◆ **EXERCISE DIRECTIONS**
Only lines holding the string "over" are wanted; copy each one from the material.

◆ **Figure record listings**
——
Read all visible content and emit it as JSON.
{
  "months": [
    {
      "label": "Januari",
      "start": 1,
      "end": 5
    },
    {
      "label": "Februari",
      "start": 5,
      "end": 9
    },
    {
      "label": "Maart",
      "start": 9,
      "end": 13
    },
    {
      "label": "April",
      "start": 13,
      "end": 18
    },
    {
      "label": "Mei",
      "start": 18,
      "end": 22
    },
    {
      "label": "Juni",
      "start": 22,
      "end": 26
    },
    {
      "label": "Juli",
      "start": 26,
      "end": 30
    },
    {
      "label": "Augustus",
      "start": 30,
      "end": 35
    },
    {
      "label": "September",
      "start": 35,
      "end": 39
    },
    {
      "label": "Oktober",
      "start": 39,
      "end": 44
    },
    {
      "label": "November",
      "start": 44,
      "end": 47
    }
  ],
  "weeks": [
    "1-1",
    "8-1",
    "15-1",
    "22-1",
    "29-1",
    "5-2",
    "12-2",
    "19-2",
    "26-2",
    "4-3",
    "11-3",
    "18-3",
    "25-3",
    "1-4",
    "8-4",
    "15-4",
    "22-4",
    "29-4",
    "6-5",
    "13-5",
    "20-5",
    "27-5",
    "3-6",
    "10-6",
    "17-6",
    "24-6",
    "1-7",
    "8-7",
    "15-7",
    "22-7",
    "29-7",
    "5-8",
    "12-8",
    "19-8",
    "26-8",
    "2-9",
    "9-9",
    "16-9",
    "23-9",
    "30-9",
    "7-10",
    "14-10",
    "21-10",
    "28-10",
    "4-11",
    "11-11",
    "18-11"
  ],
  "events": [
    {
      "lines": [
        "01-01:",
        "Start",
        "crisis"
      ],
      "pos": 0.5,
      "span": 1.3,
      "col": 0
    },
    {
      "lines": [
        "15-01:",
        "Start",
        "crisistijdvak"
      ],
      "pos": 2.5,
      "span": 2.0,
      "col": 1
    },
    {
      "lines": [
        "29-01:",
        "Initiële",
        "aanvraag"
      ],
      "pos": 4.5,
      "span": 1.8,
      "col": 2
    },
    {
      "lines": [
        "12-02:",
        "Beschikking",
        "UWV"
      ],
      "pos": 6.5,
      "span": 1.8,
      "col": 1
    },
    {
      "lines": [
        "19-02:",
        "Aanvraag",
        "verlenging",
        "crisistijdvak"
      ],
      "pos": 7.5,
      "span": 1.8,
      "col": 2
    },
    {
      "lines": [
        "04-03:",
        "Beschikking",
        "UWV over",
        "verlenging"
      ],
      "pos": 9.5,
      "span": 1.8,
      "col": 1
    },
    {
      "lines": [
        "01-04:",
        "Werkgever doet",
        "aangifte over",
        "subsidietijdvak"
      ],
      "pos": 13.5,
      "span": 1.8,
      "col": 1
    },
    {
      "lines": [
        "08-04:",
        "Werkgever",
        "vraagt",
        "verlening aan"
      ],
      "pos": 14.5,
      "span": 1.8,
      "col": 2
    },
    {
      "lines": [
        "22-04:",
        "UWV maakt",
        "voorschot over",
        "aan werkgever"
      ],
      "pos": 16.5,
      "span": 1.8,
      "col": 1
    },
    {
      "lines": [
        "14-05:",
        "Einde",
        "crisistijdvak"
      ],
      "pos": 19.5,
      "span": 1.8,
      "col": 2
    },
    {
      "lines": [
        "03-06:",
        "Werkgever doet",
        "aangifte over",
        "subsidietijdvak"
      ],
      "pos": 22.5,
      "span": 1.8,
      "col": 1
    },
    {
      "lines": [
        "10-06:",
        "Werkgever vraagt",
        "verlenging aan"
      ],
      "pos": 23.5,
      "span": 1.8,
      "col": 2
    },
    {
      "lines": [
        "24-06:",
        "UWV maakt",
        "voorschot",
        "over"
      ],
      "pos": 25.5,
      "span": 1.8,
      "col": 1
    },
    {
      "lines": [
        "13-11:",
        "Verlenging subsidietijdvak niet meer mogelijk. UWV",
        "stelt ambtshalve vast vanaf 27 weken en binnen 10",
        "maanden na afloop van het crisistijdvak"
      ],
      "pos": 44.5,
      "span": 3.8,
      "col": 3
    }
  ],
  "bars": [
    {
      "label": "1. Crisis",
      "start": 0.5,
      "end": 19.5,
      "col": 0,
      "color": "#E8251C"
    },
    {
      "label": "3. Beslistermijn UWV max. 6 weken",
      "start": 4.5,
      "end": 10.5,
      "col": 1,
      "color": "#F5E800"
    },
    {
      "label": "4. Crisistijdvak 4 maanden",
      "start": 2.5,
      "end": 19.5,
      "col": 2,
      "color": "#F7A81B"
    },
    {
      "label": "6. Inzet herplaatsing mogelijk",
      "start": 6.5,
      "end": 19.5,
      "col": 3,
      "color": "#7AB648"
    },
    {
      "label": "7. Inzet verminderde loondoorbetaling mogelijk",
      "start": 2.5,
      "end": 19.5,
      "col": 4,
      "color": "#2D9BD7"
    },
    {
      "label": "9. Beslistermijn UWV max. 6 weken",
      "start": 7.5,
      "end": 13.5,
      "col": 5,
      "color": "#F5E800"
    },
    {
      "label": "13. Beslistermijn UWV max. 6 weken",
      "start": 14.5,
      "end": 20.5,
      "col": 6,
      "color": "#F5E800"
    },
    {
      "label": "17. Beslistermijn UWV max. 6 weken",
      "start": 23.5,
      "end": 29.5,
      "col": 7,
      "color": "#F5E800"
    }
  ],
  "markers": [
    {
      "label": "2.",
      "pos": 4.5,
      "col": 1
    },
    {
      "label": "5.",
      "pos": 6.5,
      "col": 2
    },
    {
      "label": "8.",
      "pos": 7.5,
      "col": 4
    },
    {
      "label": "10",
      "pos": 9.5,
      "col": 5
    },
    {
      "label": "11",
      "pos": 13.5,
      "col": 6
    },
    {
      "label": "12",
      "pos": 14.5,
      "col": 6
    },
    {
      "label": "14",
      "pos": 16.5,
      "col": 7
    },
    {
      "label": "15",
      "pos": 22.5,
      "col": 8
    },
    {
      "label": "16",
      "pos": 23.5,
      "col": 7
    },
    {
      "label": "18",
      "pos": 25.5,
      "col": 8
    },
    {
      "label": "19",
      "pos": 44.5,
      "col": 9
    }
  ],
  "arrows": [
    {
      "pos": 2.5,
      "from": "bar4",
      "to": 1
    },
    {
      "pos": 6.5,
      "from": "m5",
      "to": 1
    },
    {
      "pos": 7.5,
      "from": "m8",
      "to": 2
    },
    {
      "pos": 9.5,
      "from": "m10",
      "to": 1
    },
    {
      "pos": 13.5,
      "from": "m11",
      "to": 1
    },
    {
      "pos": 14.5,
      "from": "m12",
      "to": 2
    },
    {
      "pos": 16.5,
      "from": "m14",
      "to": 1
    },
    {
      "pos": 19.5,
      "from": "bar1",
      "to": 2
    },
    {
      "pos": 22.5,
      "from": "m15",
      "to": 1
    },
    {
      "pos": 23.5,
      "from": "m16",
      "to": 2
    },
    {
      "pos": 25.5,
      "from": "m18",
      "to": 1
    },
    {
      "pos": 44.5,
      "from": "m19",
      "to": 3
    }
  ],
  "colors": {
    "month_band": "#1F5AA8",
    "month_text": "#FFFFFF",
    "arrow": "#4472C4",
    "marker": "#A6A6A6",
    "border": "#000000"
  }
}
——
◆ **FULL RESPONSE**
        "UWV over",
        "aangifte over",
        "voorschot over",
        "aangifte over",
        "over"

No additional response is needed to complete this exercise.